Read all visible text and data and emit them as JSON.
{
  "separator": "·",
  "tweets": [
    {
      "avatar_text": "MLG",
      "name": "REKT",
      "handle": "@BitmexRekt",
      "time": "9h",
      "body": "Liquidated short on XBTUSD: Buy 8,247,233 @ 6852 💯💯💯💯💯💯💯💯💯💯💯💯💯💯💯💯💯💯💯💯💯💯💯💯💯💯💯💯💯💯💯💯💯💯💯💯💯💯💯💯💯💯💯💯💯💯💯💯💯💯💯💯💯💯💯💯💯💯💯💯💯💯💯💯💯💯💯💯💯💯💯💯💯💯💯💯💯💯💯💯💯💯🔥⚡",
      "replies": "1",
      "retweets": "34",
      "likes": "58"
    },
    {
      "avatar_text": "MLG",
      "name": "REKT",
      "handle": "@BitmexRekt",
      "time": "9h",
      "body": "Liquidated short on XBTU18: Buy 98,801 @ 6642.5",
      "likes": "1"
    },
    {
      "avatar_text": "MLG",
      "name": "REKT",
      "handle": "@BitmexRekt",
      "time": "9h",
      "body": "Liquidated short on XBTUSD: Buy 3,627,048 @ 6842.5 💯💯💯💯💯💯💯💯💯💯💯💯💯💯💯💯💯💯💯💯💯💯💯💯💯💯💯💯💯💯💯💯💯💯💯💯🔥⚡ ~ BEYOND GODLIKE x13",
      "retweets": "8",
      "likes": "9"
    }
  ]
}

════════════════

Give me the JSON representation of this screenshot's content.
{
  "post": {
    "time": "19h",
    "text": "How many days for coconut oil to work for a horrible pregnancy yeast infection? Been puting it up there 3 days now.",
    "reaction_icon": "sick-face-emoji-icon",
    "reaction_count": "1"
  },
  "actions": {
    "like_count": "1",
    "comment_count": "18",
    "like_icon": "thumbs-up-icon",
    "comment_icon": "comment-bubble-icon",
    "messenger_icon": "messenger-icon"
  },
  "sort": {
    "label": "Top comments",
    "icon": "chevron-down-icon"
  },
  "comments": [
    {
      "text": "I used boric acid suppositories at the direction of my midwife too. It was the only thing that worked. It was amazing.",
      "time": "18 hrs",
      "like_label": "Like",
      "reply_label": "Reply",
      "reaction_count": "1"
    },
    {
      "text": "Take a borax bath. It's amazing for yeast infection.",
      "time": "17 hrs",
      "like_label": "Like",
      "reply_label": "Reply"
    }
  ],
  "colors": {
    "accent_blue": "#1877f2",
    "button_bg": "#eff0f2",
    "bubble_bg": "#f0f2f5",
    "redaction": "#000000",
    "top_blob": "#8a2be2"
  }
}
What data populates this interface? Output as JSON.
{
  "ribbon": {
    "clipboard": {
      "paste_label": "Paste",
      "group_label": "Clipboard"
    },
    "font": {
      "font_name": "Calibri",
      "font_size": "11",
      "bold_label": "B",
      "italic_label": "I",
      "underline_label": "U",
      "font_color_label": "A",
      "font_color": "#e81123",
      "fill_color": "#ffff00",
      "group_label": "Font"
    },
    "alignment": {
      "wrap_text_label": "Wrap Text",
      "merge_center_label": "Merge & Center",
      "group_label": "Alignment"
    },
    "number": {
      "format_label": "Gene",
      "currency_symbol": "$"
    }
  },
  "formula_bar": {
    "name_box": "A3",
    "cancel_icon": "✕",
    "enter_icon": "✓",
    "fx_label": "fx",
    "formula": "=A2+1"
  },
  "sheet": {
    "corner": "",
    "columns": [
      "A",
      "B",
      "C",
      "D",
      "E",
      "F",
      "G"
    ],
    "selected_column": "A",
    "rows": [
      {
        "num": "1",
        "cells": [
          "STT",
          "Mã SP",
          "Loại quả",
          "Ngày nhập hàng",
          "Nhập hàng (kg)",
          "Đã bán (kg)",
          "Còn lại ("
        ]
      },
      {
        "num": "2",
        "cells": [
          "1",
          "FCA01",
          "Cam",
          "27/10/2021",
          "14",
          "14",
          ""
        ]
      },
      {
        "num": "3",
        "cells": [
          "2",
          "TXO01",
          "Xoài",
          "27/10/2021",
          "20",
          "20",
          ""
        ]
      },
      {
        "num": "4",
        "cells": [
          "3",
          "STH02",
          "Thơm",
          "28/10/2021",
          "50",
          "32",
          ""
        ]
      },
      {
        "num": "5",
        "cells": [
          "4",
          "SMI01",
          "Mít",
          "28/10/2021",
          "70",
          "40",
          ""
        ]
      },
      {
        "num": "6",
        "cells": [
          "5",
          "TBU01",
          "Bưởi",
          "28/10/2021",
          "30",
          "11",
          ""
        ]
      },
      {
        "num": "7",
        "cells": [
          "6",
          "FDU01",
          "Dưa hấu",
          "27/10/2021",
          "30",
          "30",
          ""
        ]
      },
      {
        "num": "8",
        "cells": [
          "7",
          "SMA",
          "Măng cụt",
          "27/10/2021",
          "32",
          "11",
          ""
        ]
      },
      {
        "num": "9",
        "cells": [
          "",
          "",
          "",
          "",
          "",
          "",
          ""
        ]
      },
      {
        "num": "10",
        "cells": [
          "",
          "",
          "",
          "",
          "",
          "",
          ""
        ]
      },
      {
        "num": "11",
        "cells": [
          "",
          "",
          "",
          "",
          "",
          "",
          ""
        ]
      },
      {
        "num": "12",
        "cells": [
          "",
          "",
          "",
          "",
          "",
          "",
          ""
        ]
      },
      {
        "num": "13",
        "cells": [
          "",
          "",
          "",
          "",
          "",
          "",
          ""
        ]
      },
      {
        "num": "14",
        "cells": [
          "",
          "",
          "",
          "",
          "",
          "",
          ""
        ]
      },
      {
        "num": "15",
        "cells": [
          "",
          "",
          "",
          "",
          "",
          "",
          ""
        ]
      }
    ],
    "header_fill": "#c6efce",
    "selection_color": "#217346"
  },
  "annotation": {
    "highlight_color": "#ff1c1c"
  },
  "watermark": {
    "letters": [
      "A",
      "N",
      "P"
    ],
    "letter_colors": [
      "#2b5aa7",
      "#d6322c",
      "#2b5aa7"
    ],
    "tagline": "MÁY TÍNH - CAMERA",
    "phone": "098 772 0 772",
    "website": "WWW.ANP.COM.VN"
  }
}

════════════════

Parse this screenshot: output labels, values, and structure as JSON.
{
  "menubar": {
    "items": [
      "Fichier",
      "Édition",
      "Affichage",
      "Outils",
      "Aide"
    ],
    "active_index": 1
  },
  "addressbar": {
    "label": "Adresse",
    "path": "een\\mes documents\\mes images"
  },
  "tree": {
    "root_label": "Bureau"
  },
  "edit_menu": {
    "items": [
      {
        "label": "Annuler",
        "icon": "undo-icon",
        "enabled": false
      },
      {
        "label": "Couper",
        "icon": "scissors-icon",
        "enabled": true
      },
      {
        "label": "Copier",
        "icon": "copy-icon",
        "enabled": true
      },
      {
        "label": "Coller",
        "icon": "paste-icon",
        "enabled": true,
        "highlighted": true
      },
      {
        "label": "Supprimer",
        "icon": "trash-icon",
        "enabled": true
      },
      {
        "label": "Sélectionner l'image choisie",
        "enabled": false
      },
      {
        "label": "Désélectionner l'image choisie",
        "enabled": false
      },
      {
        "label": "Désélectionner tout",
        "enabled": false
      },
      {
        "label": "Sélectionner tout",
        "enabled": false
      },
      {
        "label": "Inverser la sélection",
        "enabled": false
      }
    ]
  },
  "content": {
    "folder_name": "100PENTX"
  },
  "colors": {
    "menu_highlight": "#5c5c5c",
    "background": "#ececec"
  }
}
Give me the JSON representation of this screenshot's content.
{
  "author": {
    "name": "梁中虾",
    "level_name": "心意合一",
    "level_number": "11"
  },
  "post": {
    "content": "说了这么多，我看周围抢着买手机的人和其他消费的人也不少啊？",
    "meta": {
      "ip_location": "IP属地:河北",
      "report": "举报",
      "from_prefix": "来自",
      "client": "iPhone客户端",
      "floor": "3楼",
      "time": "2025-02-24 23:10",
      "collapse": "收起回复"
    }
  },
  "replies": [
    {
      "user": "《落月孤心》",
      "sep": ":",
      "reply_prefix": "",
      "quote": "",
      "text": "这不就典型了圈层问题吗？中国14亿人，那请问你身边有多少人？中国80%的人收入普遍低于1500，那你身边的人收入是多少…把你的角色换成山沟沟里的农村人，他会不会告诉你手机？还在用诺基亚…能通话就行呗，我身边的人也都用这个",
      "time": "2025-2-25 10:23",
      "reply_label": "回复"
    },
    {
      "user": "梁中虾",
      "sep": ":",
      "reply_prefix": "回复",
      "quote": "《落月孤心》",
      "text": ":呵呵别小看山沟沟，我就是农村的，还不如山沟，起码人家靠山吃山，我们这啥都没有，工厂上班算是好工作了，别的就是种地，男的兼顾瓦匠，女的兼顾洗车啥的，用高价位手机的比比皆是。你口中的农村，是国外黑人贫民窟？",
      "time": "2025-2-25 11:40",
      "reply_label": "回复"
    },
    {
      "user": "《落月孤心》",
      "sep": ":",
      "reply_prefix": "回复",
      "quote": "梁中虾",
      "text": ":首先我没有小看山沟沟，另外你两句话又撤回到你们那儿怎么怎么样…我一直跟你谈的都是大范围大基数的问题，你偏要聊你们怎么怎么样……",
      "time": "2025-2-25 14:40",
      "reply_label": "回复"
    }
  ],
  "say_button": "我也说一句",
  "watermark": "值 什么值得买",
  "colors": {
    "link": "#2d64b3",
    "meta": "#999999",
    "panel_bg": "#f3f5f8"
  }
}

════════════════

From the data, pick out every line that includes "tout".

        "label": "Désélectionner tout",
        "label": "Sélectionner tout",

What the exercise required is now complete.